Requirements: Reproduce the stretch of items from the start through the line containing "low-temp-bar [557, 782, 598, 906]", substituting "max-strip-cell" for "high-strip-cell" and leaving everything else unchanged.

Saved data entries
_____

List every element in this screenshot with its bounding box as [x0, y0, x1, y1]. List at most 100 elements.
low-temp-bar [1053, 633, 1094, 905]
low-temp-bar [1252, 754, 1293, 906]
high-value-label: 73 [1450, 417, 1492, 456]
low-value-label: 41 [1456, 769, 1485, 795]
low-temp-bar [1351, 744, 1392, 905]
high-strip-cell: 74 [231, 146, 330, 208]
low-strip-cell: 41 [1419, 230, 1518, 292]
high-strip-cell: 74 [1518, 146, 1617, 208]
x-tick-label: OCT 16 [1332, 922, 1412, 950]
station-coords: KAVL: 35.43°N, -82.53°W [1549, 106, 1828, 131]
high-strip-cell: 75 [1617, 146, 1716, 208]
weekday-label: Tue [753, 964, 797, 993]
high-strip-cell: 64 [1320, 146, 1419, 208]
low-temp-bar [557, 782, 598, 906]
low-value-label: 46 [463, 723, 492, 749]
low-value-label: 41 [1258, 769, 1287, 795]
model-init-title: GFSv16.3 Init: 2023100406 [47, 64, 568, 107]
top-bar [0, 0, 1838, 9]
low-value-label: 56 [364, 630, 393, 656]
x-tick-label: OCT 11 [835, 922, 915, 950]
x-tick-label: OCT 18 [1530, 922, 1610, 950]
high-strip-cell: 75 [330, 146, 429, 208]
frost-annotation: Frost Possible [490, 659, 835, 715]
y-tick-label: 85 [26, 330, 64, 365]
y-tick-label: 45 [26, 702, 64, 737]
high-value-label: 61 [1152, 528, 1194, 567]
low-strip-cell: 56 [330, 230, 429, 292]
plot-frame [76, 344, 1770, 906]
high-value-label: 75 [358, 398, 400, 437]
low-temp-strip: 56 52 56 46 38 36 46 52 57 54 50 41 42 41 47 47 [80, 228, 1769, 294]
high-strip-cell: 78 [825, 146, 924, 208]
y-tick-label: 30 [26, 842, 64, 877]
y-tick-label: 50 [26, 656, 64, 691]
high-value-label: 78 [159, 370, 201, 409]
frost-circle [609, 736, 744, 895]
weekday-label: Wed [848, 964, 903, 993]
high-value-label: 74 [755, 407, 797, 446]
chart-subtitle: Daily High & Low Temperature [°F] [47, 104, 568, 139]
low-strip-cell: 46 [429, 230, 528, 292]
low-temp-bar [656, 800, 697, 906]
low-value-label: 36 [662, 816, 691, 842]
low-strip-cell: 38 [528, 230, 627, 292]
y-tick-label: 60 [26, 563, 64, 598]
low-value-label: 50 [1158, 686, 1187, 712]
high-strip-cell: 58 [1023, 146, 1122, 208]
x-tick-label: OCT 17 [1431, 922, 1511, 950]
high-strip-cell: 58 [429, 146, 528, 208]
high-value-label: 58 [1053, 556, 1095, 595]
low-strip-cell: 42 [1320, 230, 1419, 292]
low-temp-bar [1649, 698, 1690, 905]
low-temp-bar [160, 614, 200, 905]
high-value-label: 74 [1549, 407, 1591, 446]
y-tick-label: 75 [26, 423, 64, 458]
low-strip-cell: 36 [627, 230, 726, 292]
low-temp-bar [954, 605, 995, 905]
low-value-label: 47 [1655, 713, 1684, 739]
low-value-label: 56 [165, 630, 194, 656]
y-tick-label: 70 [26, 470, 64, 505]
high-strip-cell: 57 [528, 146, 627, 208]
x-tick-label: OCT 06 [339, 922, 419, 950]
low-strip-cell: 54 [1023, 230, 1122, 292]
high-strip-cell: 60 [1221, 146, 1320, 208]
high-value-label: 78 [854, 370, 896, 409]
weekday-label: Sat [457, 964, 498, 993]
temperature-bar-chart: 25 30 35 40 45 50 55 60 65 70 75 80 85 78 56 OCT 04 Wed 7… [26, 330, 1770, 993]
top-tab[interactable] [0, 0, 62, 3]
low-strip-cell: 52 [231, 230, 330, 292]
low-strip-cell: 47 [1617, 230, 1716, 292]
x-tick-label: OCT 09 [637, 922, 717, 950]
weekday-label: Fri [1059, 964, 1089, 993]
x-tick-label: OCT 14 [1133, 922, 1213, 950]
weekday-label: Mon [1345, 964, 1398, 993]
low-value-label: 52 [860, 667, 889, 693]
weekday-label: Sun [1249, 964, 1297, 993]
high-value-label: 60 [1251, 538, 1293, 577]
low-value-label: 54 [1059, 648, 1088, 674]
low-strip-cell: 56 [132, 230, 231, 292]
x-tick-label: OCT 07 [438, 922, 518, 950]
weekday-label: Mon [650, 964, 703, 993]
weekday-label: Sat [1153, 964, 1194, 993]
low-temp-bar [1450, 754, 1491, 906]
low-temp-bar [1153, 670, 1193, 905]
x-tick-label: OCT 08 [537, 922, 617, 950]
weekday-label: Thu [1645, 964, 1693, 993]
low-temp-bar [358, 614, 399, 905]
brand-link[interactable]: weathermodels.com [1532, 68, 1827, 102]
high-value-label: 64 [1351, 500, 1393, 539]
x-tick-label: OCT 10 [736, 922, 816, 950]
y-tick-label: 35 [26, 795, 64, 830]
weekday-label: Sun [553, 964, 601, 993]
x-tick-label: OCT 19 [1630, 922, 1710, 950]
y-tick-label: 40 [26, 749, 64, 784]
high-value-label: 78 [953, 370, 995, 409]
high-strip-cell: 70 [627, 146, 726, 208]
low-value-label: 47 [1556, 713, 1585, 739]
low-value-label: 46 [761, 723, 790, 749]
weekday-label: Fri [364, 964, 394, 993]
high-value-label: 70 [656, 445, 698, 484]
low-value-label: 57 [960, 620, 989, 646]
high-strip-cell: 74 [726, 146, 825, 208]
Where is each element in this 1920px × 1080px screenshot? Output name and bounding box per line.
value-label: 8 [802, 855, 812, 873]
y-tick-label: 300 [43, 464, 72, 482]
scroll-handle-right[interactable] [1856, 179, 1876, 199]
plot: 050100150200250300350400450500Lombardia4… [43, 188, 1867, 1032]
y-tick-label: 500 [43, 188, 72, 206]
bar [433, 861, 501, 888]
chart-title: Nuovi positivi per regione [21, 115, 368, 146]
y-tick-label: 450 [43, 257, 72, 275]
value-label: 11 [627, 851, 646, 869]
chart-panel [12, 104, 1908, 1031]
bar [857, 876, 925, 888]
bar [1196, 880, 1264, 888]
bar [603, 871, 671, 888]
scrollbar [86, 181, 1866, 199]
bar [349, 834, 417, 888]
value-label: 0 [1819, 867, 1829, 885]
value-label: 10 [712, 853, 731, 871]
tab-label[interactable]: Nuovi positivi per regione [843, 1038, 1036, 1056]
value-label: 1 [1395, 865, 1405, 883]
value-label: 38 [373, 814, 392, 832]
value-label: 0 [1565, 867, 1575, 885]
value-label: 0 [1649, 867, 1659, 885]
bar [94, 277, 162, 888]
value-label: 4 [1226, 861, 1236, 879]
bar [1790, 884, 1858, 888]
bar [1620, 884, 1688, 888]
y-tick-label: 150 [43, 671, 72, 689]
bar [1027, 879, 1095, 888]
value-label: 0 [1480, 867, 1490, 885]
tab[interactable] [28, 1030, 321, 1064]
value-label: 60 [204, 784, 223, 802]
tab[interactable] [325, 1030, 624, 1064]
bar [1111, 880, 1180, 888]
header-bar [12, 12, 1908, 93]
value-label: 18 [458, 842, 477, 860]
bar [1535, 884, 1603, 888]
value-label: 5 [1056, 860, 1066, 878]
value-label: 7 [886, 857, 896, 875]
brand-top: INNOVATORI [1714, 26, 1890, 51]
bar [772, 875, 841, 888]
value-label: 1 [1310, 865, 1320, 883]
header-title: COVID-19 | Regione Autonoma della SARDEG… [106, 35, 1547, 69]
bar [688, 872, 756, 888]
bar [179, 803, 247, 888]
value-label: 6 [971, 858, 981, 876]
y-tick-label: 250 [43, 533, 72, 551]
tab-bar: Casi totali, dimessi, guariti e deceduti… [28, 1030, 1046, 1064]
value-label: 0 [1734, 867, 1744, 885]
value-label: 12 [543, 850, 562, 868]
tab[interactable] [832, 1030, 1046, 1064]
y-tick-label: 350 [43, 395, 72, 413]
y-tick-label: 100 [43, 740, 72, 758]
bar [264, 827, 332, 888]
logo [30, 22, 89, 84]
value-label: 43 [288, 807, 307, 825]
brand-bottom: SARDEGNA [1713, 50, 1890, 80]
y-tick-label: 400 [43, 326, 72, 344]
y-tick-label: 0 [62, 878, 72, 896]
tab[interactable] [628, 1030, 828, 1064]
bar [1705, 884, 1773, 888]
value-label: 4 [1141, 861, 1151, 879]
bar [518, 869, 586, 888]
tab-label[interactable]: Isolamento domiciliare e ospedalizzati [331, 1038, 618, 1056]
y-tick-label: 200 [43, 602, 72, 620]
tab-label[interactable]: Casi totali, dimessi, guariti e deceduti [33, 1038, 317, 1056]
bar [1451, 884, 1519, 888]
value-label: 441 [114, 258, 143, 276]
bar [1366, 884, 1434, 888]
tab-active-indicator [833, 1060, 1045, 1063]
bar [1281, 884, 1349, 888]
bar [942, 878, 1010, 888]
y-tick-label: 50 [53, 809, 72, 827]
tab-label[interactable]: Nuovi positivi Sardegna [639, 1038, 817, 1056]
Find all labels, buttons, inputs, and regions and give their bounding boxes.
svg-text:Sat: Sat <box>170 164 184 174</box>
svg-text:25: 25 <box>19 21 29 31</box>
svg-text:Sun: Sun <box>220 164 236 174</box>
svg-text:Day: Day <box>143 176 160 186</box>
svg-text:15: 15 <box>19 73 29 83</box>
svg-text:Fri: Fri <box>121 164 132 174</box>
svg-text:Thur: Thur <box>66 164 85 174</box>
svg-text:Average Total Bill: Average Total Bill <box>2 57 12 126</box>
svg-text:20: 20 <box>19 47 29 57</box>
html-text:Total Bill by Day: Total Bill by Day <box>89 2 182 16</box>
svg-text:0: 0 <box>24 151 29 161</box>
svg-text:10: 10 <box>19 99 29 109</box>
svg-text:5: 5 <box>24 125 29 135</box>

_____

Exercise solution:
List every element in this screenshot with its bounding box as [x0, y0, x1, y1]. List at most 100 elements.
low-temp-bar [1053, 633, 1094, 905]
low-temp-bar [1252, 754, 1293, 906]
high-value-label: 73 [1450, 417, 1492, 456]
low-value-label: 41 [1456, 769, 1485, 795]
low-temp-bar [1351, 744, 1392, 905]
max-strip-cell: 74 [231, 146, 330, 208]
low-strip-cell: 41 [1419, 230, 1518, 292]
max-strip-cell: 74 [1518, 146, 1617, 208]
x-tick-label: OCT 16 [1332, 922, 1412, 950]
station-coords: KAVL: 35.43°N, -82.53°W [1549, 106, 1828, 131]
max-strip-cell: 75 [1617, 146, 1716, 208]
weekday-label: Tue [753, 964, 797, 993]
max-strip-cell: 64 [1320, 146, 1419, 208]
low-temp-bar [557, 782, 598, 906]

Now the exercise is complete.